▶
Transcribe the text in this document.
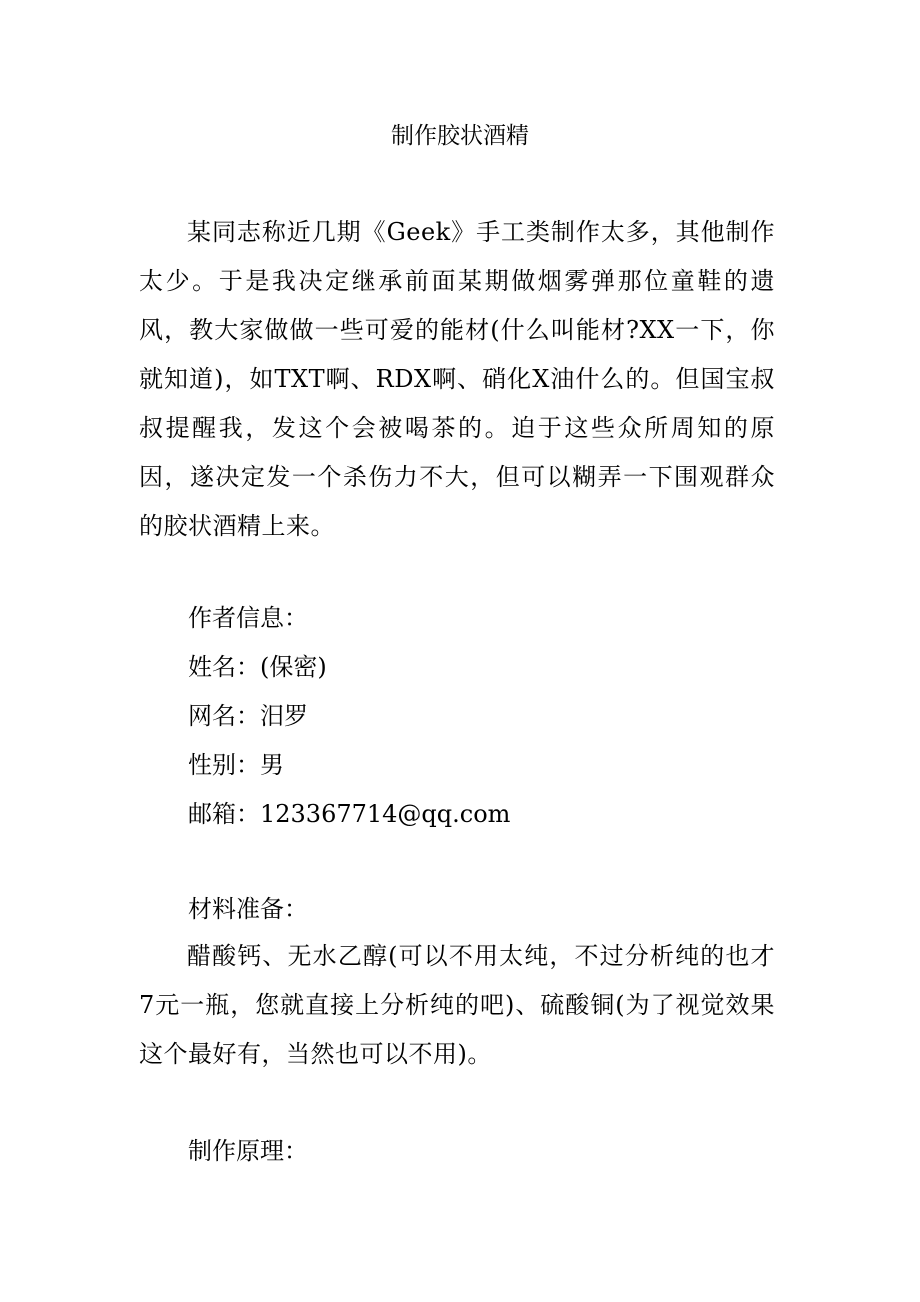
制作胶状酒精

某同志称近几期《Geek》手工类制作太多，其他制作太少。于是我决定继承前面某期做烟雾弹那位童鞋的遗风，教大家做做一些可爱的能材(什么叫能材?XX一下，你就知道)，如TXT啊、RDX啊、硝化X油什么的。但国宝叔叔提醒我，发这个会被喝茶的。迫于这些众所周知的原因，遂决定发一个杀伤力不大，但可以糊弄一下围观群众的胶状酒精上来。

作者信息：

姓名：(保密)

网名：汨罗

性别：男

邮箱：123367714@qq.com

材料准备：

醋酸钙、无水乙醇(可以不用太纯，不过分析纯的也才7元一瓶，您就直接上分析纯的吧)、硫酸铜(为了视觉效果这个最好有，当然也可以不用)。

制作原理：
◀
▶
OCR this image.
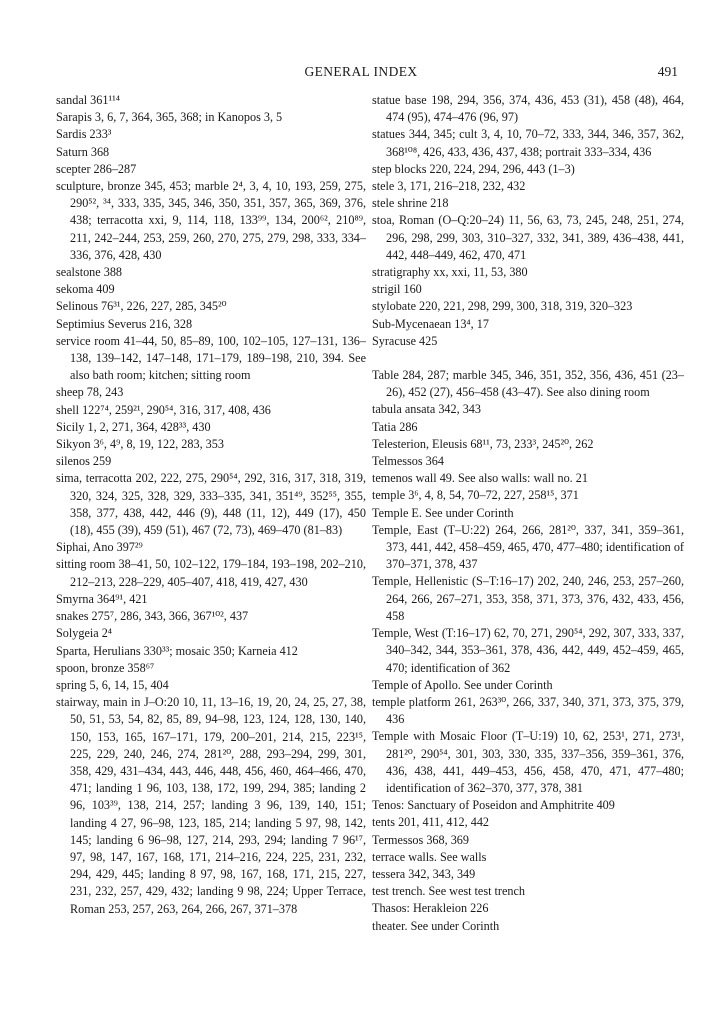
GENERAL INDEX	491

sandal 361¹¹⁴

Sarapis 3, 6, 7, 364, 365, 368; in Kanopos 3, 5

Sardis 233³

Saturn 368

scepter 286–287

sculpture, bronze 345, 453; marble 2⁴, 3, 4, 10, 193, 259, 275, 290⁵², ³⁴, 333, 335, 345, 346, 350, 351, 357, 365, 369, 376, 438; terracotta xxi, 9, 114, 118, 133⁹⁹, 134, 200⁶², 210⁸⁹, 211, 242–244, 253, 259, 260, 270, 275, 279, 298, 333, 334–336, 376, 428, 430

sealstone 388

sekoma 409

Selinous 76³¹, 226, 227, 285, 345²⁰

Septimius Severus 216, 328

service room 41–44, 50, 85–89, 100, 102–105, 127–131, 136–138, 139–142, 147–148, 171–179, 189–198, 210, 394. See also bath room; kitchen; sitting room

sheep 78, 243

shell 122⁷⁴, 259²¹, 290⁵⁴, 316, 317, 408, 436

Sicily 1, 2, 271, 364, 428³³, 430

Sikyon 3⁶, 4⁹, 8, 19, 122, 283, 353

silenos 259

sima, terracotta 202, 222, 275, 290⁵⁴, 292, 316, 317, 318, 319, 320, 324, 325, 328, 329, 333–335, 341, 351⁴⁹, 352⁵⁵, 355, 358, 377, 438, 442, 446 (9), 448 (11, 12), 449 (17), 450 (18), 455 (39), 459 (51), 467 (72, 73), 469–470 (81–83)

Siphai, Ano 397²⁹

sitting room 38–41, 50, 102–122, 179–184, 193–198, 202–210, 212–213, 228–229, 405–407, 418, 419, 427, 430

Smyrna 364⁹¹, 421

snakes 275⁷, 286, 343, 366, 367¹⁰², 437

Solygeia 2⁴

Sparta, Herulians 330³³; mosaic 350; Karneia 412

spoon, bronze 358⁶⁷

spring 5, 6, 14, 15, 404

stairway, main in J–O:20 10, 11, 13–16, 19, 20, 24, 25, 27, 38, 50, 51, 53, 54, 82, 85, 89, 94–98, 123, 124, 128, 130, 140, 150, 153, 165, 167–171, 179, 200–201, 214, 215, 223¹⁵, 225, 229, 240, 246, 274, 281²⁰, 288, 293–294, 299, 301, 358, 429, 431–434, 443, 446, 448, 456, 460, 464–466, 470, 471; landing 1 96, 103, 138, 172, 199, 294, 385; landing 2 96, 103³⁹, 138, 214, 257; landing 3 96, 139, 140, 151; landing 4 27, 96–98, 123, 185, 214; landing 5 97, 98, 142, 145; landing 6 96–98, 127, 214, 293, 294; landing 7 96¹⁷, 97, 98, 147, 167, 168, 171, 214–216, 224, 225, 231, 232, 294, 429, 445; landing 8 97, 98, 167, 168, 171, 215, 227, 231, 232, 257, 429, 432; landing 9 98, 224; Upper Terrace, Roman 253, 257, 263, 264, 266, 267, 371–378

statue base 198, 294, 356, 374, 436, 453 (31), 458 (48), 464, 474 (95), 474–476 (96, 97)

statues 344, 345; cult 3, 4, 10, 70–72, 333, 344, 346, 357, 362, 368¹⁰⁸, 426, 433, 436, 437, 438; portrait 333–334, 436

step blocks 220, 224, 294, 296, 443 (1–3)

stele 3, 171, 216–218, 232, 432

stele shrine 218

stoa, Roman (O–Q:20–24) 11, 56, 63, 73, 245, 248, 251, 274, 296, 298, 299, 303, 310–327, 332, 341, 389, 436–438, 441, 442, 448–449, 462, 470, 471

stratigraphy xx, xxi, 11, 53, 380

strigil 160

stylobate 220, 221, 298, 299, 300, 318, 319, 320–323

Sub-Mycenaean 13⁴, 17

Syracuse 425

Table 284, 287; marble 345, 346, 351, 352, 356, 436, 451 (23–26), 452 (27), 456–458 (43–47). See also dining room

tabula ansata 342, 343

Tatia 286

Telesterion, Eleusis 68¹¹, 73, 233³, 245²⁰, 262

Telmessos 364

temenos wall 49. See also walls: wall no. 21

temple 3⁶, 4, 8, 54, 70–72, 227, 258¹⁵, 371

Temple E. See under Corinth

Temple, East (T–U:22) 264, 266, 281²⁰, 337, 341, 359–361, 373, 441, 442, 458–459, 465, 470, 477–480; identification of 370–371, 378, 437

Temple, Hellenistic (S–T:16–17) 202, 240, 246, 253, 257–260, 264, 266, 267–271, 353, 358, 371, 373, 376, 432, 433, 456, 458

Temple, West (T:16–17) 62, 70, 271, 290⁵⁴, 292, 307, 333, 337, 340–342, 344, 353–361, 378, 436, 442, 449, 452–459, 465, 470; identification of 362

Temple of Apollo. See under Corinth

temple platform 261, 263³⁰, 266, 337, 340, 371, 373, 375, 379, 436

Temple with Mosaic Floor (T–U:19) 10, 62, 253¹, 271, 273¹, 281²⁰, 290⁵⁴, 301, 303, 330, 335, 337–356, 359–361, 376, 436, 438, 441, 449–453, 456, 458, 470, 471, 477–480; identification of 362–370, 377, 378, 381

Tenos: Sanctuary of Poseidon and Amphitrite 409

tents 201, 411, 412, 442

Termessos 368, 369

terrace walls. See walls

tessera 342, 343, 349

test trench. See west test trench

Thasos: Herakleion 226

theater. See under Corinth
◀
▶
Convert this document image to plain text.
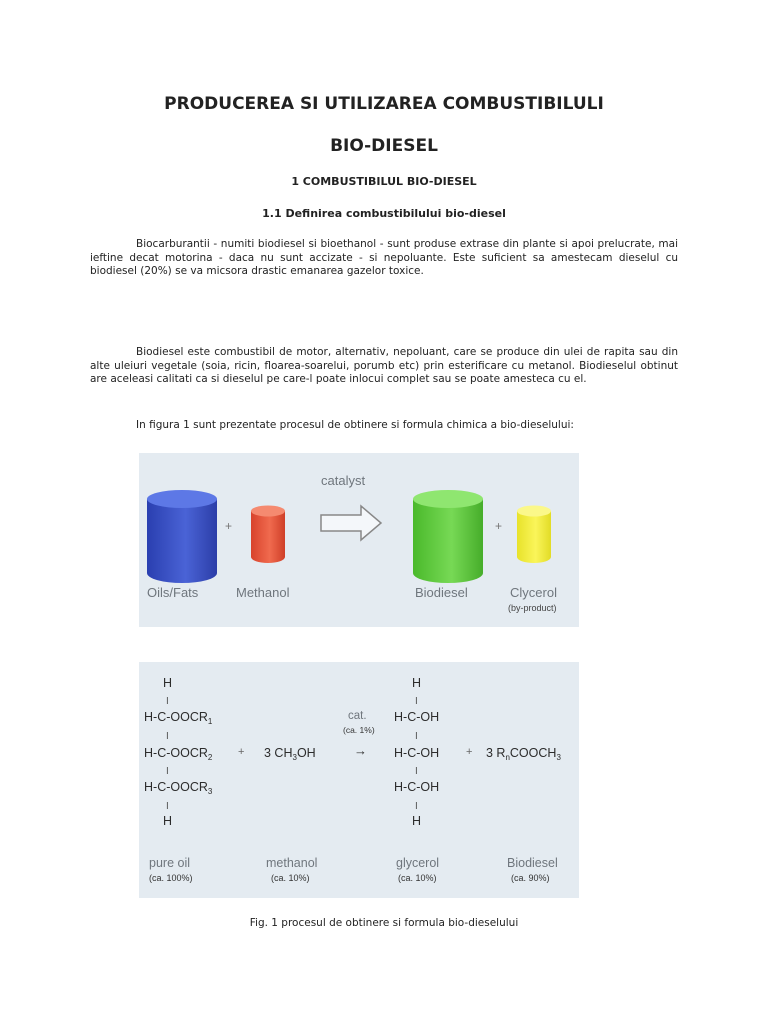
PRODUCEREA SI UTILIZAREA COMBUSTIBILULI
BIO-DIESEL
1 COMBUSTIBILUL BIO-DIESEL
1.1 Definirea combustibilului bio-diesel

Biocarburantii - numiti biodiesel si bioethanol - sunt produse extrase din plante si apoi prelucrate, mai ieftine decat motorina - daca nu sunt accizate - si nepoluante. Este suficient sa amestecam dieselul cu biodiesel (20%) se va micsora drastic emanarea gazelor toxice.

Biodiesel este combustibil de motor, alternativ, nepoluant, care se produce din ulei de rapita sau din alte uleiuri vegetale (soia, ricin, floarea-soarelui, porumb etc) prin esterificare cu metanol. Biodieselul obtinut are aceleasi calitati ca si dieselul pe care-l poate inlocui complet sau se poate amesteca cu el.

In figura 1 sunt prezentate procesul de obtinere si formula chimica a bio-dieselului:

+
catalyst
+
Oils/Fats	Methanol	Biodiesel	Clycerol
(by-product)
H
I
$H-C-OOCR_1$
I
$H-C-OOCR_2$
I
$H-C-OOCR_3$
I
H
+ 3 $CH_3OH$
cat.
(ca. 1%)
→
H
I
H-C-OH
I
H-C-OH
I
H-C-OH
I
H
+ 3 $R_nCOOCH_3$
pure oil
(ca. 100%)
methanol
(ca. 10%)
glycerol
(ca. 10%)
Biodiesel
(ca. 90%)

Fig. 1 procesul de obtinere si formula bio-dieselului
◀
Give the number of lines in the listing above that contain "text", and nothing else.

2